§ DATA LISTING

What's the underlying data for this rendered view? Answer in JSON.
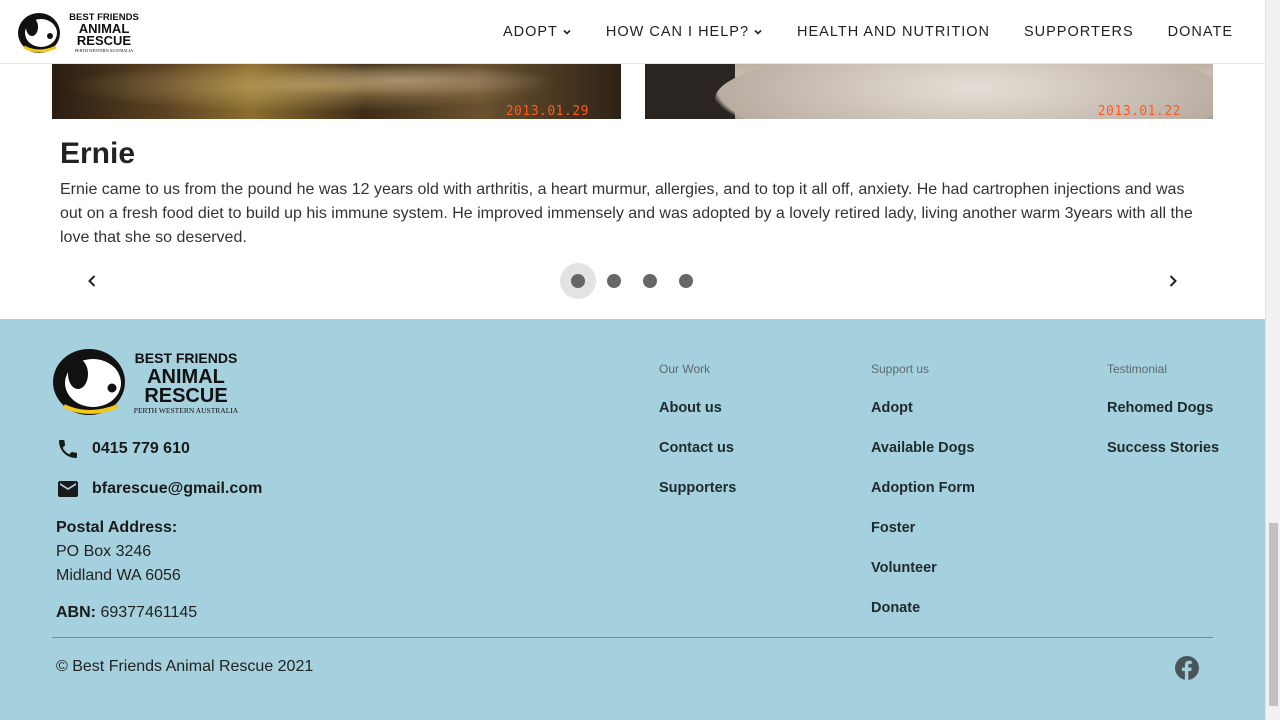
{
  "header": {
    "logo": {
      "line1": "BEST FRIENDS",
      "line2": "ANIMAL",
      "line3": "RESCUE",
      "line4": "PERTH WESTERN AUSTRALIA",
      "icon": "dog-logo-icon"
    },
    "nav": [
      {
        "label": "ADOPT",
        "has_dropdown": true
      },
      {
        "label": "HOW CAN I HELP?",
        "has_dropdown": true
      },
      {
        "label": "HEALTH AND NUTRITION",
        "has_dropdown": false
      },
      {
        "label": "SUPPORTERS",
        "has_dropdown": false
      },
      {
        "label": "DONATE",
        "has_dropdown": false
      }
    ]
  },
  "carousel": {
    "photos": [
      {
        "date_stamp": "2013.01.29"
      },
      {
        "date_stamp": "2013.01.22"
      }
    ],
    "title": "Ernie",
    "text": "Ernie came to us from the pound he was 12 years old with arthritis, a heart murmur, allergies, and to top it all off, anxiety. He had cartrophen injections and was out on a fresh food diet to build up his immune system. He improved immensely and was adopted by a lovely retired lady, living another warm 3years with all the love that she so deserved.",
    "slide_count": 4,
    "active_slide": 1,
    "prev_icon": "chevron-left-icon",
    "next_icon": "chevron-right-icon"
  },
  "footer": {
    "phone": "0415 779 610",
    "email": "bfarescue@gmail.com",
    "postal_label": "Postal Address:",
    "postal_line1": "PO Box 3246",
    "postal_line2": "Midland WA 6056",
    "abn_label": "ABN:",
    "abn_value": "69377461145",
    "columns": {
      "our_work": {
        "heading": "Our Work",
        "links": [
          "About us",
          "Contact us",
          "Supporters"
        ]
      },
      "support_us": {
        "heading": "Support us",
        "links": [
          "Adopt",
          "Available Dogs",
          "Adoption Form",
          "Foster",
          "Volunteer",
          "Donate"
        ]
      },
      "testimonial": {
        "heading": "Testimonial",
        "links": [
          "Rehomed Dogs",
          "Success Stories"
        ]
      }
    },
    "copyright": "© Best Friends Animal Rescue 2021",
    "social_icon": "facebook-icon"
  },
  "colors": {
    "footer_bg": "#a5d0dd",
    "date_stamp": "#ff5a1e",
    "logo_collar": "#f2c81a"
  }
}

---

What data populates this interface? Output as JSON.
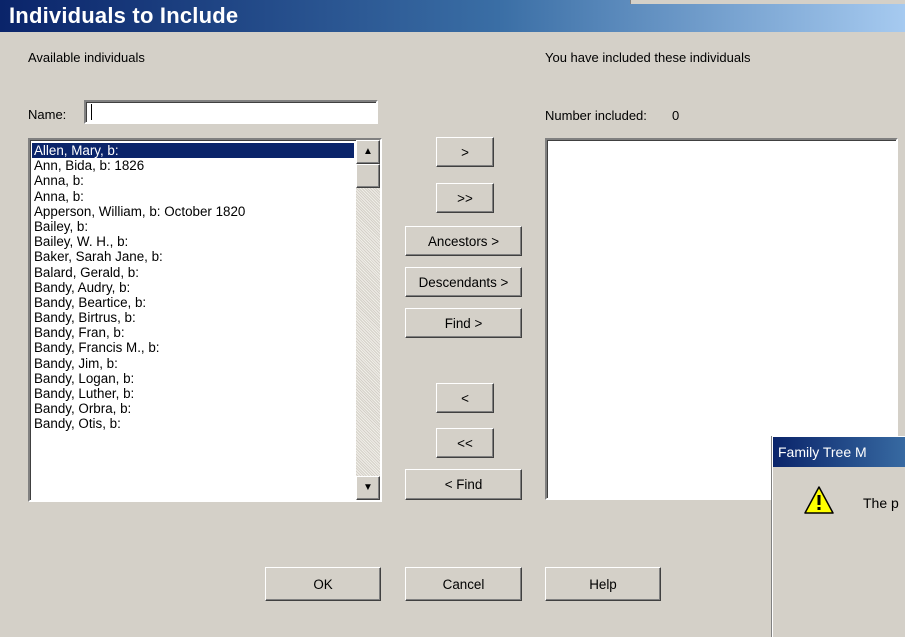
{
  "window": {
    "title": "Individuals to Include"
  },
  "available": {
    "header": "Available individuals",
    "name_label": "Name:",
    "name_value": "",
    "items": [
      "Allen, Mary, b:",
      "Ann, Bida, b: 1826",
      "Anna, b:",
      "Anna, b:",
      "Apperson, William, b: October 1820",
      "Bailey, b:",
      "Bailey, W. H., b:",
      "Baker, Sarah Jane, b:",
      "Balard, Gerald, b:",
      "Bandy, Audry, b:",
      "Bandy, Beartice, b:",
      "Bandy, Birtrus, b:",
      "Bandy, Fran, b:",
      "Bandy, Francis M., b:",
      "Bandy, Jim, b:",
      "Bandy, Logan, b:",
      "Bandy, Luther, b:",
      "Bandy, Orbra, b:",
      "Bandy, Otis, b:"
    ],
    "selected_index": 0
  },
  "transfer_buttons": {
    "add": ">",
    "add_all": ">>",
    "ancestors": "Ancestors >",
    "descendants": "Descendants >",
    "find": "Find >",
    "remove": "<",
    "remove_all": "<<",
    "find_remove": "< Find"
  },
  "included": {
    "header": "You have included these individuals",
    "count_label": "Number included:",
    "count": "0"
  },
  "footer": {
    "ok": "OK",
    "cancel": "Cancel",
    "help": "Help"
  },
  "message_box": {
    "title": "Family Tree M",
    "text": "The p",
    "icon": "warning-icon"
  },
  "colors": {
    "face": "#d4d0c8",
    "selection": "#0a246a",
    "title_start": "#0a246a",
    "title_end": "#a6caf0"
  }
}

§ DIRECTIVE
Of the lines in this listing, how many contain "Ernie"? Reply with the number and nothing more.

§ TASK RESULT
2